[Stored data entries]
++++++++++++++++++++

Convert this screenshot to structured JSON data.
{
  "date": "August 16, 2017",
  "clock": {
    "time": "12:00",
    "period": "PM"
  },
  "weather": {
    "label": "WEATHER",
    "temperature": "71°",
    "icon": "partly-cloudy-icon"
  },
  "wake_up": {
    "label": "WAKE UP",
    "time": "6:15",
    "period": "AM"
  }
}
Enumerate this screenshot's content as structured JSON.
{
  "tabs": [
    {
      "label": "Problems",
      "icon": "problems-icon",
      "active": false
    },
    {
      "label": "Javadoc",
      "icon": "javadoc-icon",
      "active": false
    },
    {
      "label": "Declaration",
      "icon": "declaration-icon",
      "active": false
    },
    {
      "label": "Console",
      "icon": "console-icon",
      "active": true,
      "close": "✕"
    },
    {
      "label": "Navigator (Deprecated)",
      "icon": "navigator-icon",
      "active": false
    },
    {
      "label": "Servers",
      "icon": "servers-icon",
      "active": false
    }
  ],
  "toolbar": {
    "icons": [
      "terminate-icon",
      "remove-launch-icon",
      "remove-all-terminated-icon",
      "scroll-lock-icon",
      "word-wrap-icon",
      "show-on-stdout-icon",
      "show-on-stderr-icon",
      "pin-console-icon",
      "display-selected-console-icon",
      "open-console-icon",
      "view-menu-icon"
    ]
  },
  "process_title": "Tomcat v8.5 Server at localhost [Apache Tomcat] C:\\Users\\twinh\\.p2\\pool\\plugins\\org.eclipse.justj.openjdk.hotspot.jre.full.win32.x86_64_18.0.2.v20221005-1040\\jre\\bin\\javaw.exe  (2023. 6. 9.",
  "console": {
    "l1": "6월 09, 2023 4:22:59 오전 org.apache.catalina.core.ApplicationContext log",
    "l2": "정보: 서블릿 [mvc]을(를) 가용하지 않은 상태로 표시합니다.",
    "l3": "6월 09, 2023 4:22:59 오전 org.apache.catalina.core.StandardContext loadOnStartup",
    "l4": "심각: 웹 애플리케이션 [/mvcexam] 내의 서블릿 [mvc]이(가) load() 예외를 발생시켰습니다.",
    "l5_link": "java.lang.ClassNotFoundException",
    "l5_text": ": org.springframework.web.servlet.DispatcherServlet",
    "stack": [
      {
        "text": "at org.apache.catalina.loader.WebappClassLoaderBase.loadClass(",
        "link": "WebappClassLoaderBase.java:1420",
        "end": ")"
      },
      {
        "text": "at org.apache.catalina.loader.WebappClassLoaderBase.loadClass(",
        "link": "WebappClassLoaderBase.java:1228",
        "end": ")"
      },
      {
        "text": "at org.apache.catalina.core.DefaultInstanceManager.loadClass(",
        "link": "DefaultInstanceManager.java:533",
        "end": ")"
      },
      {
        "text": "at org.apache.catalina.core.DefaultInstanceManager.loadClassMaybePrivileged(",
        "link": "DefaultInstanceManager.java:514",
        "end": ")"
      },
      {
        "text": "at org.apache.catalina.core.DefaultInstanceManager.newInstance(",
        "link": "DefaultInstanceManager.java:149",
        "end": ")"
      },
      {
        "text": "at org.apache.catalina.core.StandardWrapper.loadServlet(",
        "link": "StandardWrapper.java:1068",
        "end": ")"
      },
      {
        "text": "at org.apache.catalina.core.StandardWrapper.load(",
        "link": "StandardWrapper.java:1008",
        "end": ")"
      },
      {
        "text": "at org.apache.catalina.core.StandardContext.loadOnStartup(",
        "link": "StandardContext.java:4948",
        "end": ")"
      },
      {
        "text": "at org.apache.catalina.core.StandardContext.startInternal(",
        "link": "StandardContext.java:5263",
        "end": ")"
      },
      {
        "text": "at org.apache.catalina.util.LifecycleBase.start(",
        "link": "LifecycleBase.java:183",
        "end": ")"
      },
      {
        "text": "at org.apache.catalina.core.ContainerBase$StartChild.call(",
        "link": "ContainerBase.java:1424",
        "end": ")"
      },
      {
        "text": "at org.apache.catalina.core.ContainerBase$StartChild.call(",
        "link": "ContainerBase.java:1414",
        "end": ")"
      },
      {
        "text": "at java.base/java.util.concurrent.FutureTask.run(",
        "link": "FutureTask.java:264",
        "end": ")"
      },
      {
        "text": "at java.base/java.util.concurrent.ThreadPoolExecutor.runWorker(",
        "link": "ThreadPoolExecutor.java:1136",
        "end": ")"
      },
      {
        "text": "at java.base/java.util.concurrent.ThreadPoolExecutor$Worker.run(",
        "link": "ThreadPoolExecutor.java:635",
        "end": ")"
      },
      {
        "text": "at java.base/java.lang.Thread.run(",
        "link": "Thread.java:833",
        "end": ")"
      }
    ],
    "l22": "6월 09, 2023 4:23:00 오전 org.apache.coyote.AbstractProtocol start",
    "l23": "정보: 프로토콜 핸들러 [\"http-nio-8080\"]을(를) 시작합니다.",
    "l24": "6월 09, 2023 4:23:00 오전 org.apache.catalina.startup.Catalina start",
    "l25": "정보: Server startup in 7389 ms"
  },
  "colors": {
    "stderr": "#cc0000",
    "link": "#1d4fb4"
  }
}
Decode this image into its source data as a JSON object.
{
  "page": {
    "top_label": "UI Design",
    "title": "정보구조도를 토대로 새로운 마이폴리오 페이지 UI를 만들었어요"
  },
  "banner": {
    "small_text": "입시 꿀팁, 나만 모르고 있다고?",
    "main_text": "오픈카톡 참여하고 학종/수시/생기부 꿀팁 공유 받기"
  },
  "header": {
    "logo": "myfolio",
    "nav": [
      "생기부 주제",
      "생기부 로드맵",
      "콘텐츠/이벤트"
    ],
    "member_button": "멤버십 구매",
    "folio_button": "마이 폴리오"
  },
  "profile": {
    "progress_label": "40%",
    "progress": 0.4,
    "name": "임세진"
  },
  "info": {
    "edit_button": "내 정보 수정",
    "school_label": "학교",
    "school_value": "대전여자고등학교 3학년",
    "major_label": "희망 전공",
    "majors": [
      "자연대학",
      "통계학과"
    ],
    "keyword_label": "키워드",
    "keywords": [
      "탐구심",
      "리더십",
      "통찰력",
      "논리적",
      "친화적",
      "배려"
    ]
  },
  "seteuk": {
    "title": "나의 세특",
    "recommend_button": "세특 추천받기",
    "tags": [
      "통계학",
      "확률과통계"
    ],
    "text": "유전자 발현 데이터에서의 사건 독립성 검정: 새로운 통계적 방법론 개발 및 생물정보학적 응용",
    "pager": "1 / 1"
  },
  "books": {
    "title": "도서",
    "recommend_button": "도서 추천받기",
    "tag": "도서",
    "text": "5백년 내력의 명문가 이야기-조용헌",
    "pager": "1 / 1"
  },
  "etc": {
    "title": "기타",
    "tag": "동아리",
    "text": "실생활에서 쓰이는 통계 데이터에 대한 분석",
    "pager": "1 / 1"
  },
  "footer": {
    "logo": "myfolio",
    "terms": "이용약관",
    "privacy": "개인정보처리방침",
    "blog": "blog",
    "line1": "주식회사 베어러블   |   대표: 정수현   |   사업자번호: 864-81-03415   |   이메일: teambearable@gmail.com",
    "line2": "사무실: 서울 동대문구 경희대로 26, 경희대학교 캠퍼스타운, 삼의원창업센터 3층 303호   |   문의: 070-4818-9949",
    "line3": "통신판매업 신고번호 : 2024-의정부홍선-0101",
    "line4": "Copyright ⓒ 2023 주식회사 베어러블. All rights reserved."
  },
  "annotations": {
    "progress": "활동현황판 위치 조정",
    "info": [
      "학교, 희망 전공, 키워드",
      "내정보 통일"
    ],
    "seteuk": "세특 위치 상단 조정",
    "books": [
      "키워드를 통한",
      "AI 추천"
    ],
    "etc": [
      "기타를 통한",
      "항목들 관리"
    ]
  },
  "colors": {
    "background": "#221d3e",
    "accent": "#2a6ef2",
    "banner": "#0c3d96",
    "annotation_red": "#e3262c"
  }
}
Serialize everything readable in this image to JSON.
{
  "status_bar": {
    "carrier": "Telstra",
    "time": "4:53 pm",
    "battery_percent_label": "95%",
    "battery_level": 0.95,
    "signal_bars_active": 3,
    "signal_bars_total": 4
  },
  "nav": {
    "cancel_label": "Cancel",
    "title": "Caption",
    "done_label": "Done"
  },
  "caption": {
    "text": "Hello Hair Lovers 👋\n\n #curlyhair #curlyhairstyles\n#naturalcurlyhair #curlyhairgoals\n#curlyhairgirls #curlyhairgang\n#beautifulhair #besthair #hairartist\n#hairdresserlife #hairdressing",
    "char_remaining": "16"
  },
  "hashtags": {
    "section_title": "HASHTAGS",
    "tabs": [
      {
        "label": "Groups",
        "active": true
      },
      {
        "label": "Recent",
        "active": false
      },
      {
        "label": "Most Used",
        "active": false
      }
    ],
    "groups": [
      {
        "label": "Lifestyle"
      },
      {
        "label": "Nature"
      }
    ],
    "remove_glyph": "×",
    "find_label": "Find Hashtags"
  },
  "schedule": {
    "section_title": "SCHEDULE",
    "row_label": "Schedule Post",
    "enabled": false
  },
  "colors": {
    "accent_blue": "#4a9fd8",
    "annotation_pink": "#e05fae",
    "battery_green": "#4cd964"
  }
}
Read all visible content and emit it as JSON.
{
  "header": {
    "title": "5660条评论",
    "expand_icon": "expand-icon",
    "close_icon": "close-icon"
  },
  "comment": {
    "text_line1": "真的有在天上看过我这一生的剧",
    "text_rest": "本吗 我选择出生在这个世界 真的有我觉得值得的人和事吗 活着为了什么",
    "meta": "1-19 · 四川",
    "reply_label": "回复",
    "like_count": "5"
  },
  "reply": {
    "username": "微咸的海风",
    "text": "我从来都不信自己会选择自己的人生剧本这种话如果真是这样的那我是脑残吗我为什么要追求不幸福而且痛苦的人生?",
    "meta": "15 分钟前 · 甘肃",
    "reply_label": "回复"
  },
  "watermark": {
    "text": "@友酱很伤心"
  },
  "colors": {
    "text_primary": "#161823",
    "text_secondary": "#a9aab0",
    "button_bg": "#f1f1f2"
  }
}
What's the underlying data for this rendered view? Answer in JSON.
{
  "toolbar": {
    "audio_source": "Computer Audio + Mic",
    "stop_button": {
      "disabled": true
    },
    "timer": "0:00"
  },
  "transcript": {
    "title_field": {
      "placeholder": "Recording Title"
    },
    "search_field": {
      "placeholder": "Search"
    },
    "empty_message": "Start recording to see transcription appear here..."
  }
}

++++++++++++++++++++

Gather each line from the listing above that holds "content".

Enumerate this screenshot's content as structured JSON.
Read all visible content and emit it as JSON.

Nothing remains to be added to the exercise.